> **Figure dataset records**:
━━━

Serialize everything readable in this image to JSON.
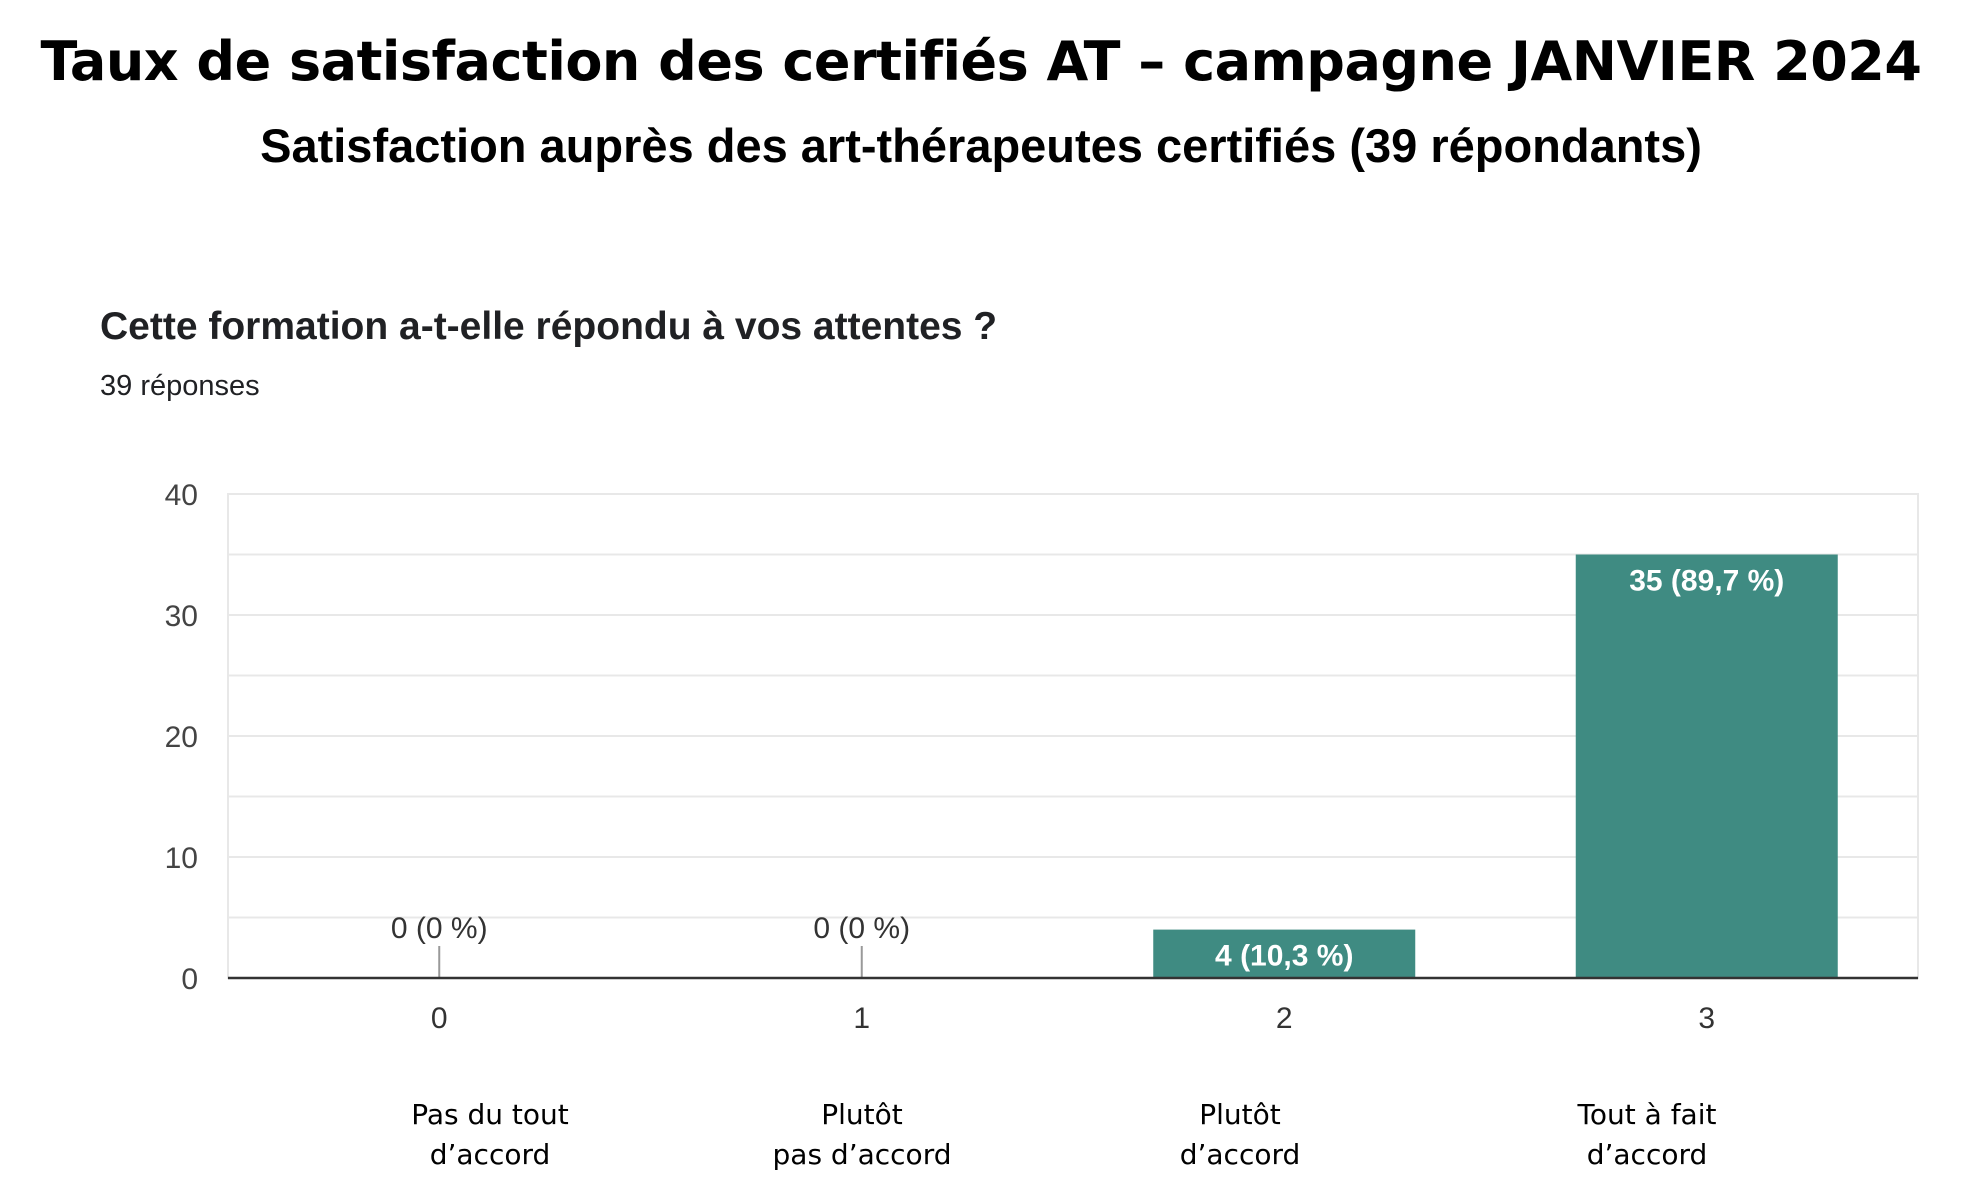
{
  "header": {
    "title": "Taux de satisfaction des certifiés AT – campagne JANVIER  2024",
    "subtitle": "Satisfaction auprès des art-thérapeutes certifiés (39 répondants)"
  },
  "colors": {
    "bar": "#3f8b82",
    "grid": "#e8e8e8",
    "axis": "#333333"
  },
  "chart_data": {
    "type": "bar",
    "title": "Cette formation a-t-elle répondu à vos attentes ?",
    "subtitle": "39 réponses",
    "categories": [
      "0",
      "1",
      "2",
      "3"
    ],
    "values": [
      0,
      0,
      4,
      35
    ],
    "data_labels": [
      "0 (0 %)",
      "0 (0 %)",
      "4 (10,3 %)",
      "35 (89,7 %)"
    ],
    "category_descriptions": [
      "Pas du tout\nd’accord",
      "Plutôt\npas d’accord",
      "Plutôt\nd’accord",
      "Tout à fait\nd’accord"
    ],
    "y_ticks": [
      0,
      10,
      20,
      30,
      40
    ],
    "ylim": [
      0,
      40
    ],
    "grid": true,
    "xlabel": "",
    "ylabel": ""
  }
}
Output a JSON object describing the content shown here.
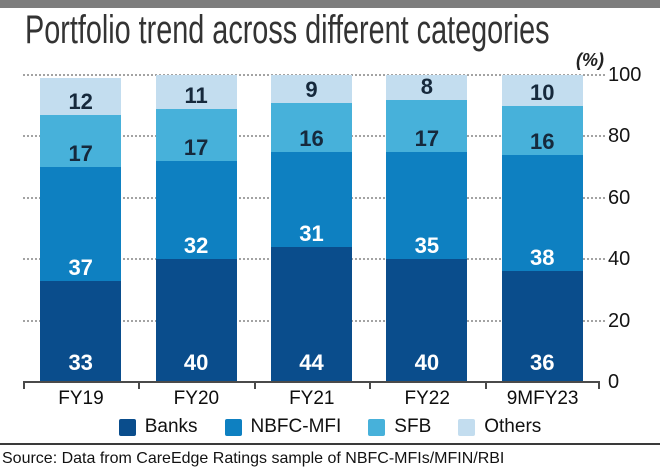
{
  "header": {
    "title": "Portfolio trend across different categories",
    "unit_label": "(%)"
  },
  "chart_data": {
    "type": "bar",
    "stacked": true,
    "orientation": "vertical",
    "categories": [
      "FY19",
      "FY20",
      "FY21",
      "FY22",
      "9MFY23"
    ],
    "series": [
      {
        "name": "Banks",
        "color": "#0a4d8c",
        "label_color": "#ffffff",
        "values": [
          33,
          40,
          44,
          40,
          36
        ]
      },
      {
        "name": "NBFC-MFI",
        "color": "#0e80c1",
        "label_color": "#ffffff",
        "values": [
          37,
          32,
          31,
          35,
          38
        ]
      },
      {
        "name": "SFB",
        "color": "#47b1da",
        "label_color": "#16293c",
        "values": [
          17,
          17,
          16,
          17,
          16
        ]
      },
      {
        "name": "Others",
        "color": "#c3ddef",
        "label_color": "#16293c",
        "values": [
          12,
          11,
          9,
          8,
          10
        ]
      }
    ],
    "ylim": [
      0,
      100
    ],
    "y_ticks": [
      0,
      20,
      40,
      60,
      80,
      100
    ],
    "unit": "(%)",
    "grid": "dotted-horizontal",
    "y_axis_side": "right",
    "legend_position": "bottom",
    "value_labels": "inside-bottom"
  },
  "footer": {
    "source": "Source: Data from CareEdge Ratings sample of NBFC-MFIs/MFIN/RBI"
  }
}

━━━

> **YOUR INSTRUCTIONS**: From the data above, count the lines where "accord" occurs and give that figure and nothing else.

> **RESULT**: 4